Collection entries

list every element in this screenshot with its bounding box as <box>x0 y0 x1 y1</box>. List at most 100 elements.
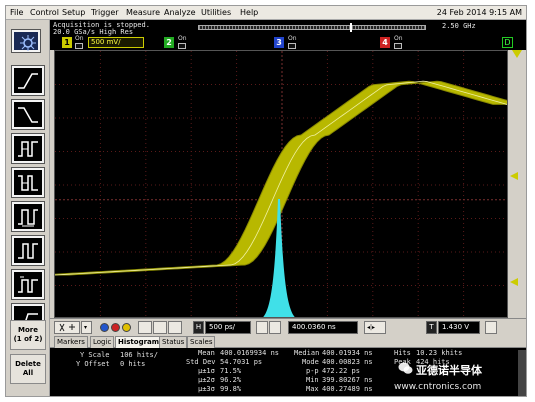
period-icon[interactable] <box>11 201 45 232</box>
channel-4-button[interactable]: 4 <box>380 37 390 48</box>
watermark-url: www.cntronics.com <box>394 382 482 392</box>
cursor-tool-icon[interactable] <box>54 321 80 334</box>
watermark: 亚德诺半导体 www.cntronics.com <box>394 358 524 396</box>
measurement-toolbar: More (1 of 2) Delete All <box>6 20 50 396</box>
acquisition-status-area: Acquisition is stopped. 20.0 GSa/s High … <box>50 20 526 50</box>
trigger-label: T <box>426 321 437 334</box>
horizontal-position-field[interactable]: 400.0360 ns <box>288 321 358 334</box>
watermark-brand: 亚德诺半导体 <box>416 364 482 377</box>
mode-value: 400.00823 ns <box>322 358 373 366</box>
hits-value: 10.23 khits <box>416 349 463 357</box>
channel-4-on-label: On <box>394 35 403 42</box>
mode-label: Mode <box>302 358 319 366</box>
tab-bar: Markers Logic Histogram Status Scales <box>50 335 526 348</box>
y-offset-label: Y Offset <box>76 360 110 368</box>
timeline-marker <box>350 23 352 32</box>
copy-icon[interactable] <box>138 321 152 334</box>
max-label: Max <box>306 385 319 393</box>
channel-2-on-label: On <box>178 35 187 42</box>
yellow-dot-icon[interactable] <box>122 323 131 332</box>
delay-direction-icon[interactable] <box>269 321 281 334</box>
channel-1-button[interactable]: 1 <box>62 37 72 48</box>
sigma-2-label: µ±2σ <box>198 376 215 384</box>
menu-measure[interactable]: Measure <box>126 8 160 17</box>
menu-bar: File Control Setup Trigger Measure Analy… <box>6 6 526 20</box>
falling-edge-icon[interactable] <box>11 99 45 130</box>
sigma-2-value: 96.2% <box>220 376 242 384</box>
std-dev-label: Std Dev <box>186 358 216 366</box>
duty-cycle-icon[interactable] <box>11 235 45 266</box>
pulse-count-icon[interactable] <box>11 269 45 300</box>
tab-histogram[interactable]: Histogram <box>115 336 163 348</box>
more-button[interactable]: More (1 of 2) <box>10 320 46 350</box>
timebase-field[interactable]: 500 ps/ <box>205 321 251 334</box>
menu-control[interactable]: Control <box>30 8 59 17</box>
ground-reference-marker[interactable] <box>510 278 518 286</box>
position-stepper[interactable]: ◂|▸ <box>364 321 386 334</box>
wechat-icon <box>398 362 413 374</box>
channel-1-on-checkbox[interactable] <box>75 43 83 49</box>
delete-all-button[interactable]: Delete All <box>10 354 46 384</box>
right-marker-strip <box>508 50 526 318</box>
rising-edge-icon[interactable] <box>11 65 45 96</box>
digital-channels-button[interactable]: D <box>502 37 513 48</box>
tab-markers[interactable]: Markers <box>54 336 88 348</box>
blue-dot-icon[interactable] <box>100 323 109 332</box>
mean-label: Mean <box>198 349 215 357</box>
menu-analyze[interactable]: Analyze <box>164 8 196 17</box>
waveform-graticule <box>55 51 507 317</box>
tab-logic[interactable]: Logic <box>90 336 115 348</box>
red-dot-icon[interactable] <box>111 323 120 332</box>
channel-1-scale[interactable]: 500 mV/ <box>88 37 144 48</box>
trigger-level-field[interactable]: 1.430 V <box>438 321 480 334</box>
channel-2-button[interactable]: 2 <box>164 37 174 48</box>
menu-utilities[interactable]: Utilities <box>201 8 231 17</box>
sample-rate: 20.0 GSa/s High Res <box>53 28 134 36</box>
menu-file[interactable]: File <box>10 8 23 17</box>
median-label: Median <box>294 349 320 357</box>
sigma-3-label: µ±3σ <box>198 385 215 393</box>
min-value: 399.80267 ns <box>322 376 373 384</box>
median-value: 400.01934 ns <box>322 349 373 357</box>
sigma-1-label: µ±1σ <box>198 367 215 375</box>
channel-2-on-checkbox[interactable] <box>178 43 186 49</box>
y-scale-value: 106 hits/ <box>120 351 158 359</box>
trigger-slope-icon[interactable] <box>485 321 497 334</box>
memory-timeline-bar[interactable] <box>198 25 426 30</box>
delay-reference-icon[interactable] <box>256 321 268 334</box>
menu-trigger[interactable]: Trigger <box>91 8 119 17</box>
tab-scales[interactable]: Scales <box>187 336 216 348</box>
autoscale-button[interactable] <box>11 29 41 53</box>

Exercise aim: Copy out all the records above, substituting "clickable" for each occurrence of "interactable" and leaving every other character unchanged. Leave the pictures out.

The answer:
list every element in this screenshot with its bounding box as <box>x0 y0 x1 y1</box>. List at most 100 elements.
period-icon[clickable] <box>11 201 45 232</box>
channel-4-button[clickable]: 4 <box>380 37 390 48</box>
watermark-url: www.cntronics.com <box>394 382 482 392</box>
cursor-tool-icon[clickable] <box>54 321 80 334</box>
watermark: 亚德诺半导体 www.cntronics.com <box>394 358 524 396</box>
measurement-toolbar: More (1 of 2) Delete All <box>6 20 50 396</box>
acquisition-status-area: Acquisition is stopped. 20.0 GSa/s High … <box>50 20 526 50</box>
trigger-label: T <box>426 321 437 334</box>
horizontal-position-field[clickable]: 400.0360 ns <box>288 321 358 334</box>
watermark-brand: 亚德诺半导体 <box>416 364 482 377</box>
mode-value: 400.00823 ns <box>322 358 373 366</box>
hits-value: 10.23 khits <box>416 349 463 357</box>
channel-4-on-label: On <box>394 35 403 42</box>
mode-label: Mode <box>302 358 319 366</box>
tab-bar: Markers Logic Histogram Status Scales <box>50 335 526 348</box>
y-offset-label: Y Offset <box>76 360 110 368</box>
timeline-marker <box>350 23 352 32</box>
copy-icon[clickable] <box>138 321 152 334</box>
max-label: Max <box>306 385 319 393</box>
channel-2-on-label: On <box>178 35 187 42</box>
yellow-dot-icon[clickable] <box>122 323 131 332</box>
delay-direction-icon[clickable] <box>269 321 281 334</box>
channel-1-button[clickable]: 1 <box>62 37 72 48</box>
sigma-2-label: µ±2σ <box>198 376 215 384</box>
menu-measure[clickable]: Measure <box>126 8 160 17</box>
menu-bar: File Control Setup Trigger Measure Analy… <box>6 6 526 20</box>
falling-edge-icon[clickable] <box>11 99 45 130</box>
sigma-2-value: 96.2% <box>220 376 242 384</box>
std-dev-label: Std Dev <box>186 358 216 366</box>
duty-cycle-icon[clickable] <box>11 235 45 266</box>
pulse-count-icon[clickable] <box>11 269 45 300</box>
tab-histogram[clickable]: Histogram <box>115 336 163 348</box>
more-button[clickable]: More (1 of 2) <box>10 320 46 350</box>
timebase-field[clickable]: 500 ps/ <box>205 321 251 334</box>
menu-control[clickable]: Control <box>30 8 59 17</box>
ground-reference-marker[clickable] <box>510 278 518 286</box>
position-stepper[clickable]: ◂|▸ <box>364 321 386 334</box>
wechat-icon <box>398 362 413 374</box>
channel-1-on-checkbox[clickable] <box>75 43 83 49</box>
delete-all-button[clickable]: Delete All <box>10 354 46 384</box>
right-marker-strip <box>508 50 526 318</box>
rising-edge-icon[clickable] <box>11 65 45 96</box>
digital-channels-button[clickable]: D <box>502 37 513 48</box>
tab-markers[clickable]: Markers <box>54 336 88 348</box>
blue-dot-icon[clickable] <box>100 323 109 332</box>
mean-label: Mean <box>198 349 215 357</box>
menu-analyze[clickable]: Analyze <box>164 8 196 17</box>
waveform-graticule <box>55 51 507 317</box>
tab-logic[clickable]: Logic <box>90 336 115 348</box>
red-dot-icon[clickable] <box>111 323 120 332</box>
channel-1-scale[clickable]: 500 mV/ <box>88 37 144 48</box>
trigger-level-field[clickable]: 1.430 V <box>438 321 480 334</box>
channel-2-button[clickable]: 2 <box>164 37 174 48</box>
menu-utilities[clickable]: Utilities <box>201 8 231 17</box>
sample-rate: 20.0 GSa/s High Res <box>53 28 134 36</box>
menu-file[clickable]: File <box>10 8 23 17</box>
median-label: Median <box>294 349 320 357</box>
sigma-3-label: µ±3σ <box>198 385 215 393</box>
min-value: 399.80267 ns <box>322 376 373 384</box>
median-value: 400.01934 ns <box>322 349 373 357</box>
sigma-1-label: µ±1σ <box>198 367 215 375</box>
channel-2-on-checkbox[clickable] <box>178 43 186 49</box>
y-scale-value: 106 hits/ <box>120 351 158 359</box>
trigger-slope-icon[clickable] <box>485 321 497 334</box>
memory-timeline-bar[clickable] <box>198 25 426 30</box>
delay-reference-icon[clickable] <box>256 321 268 334</box>
menu-trigger[clickable]: Trigger <box>91 8 119 17</box>
tab-scales[clickable]: Scales <box>187 336 216 348</box>
autoscale-button[clickable] <box>11 29 41 53</box>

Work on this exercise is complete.